-- Begin PROVIDED INFORMATION --
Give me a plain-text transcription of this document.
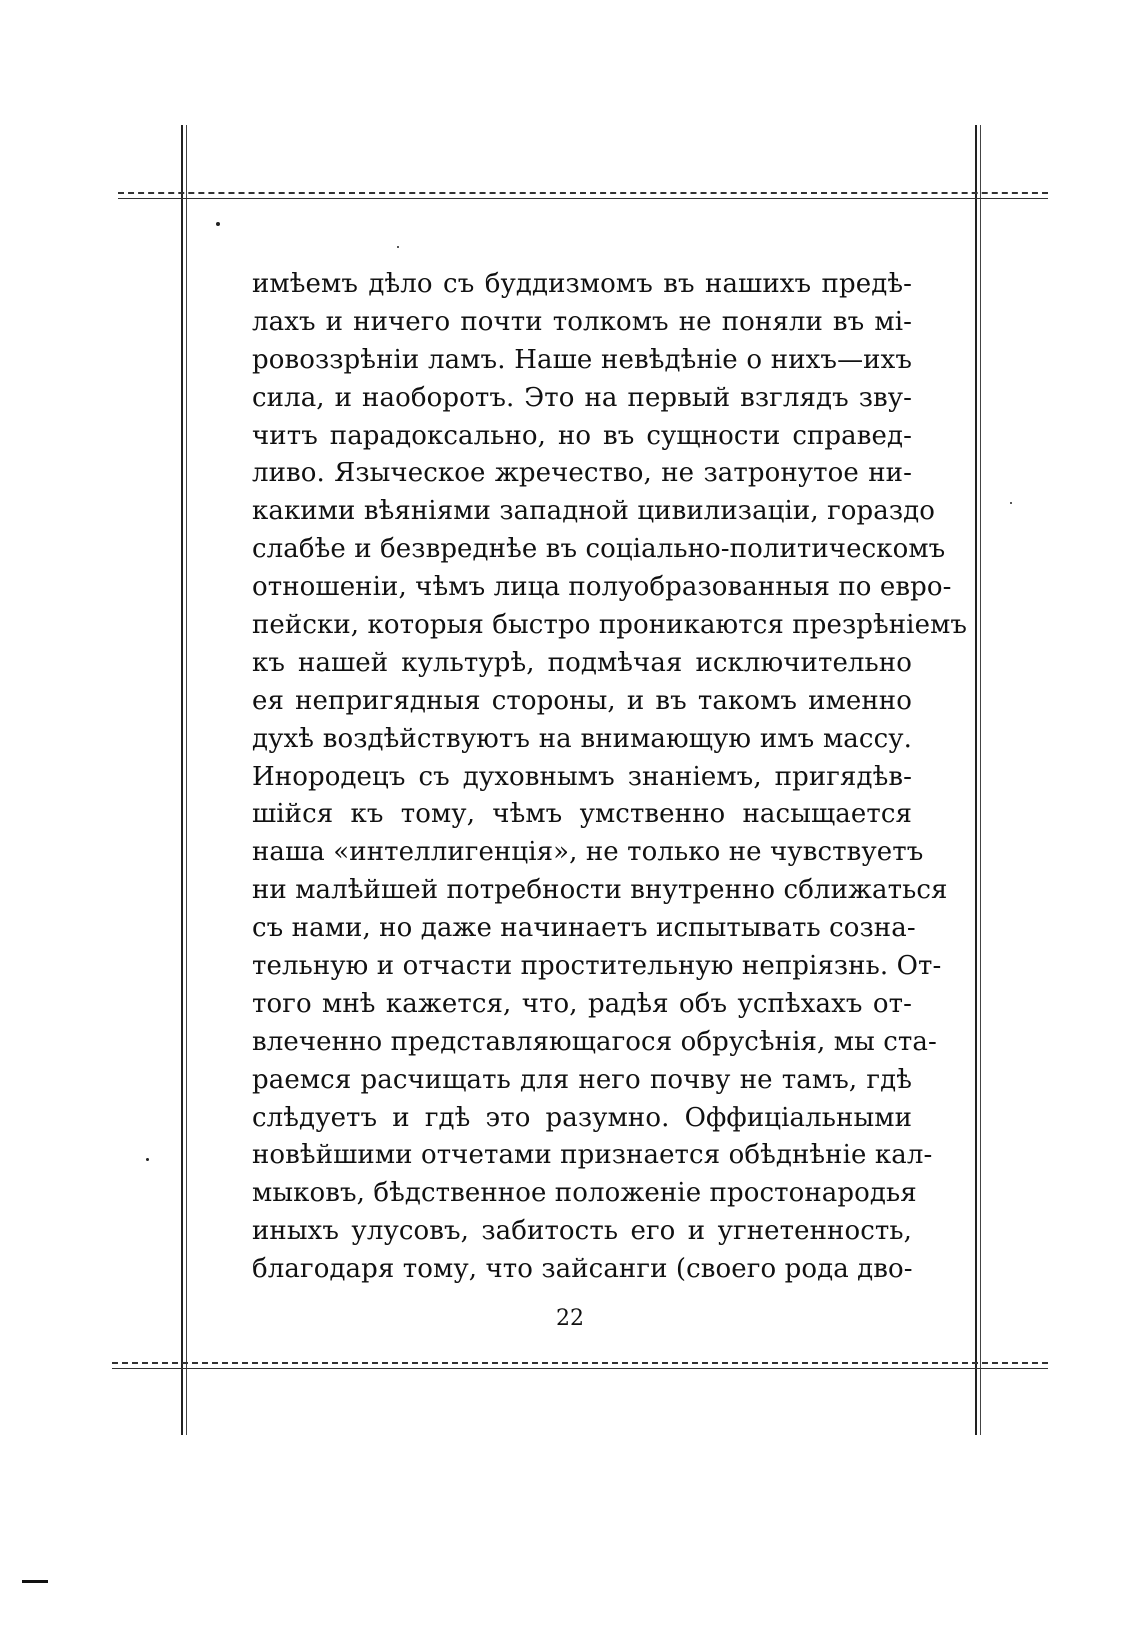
имѣемъ дѣло съ буддизмомъ въ нашихъ предѣ-
лахъ и ничего почти толкомъ не поняли въ мі-
ровоззрѣніи ламъ. Наше невѣдѣніе о нихъ—ихъ
сила, и наоборотъ. Это на первый взглядъ зву-
читъ парадоксально, но въ сущности справед-
ливо. Языческое жречество, не затронутое ни-
какими вѣяніями западной цивилизаціи, гораздо
слабѣе и безвреднѣе въ соціально-политическомъ
отношеніи, чѣмъ лица полуобразованныя по евро-
пейски, которыя быстро проникаются презрѣніемъ
къ нашей культурѣ, подмѣчая исключительно
ея непригядныя стороны, и въ такомъ именно
духѣ воздѣйствуютъ на внимающую имъ массу.
Инородецъ съ духовнымъ знаніемъ, пригядѣв-
шійся къ тому, чѣмъ умственно насыщается
наша «интеллигенція», не только не чувствуетъ
ни малѣйшей потребности внутренно сближаться
съ нами, но даже начинаетъ испытывать созна-
тельную и отчасти простительную непріязнь. От-
того мнѣ кажется, что, радѣя объ успѣхахъ от-
влеченно представляющагося обрусѣнія, мы ста-
раемся расчищать для него почву не тамъ, гдѣ
слѣдуетъ и гдѣ это разумно. Оффиціальными
новѣйшими отчетами признается обѣднѣніе кал-
мыковъ, бѣдственное положеніе простонародья
иныхъ улусовъ, забитость его и угнетенность,
благодаря тому, что зайсанги (своего рода дво-
22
-- End PROVIDED INFORMATION --
List all lines in the material containing the string "чѣмъ".

■ **FINISHED ANSWER**
отношеніи, чѣмъ лица полуобразованныя по евро-
шійся къ тому, чѣмъ умственно насыщается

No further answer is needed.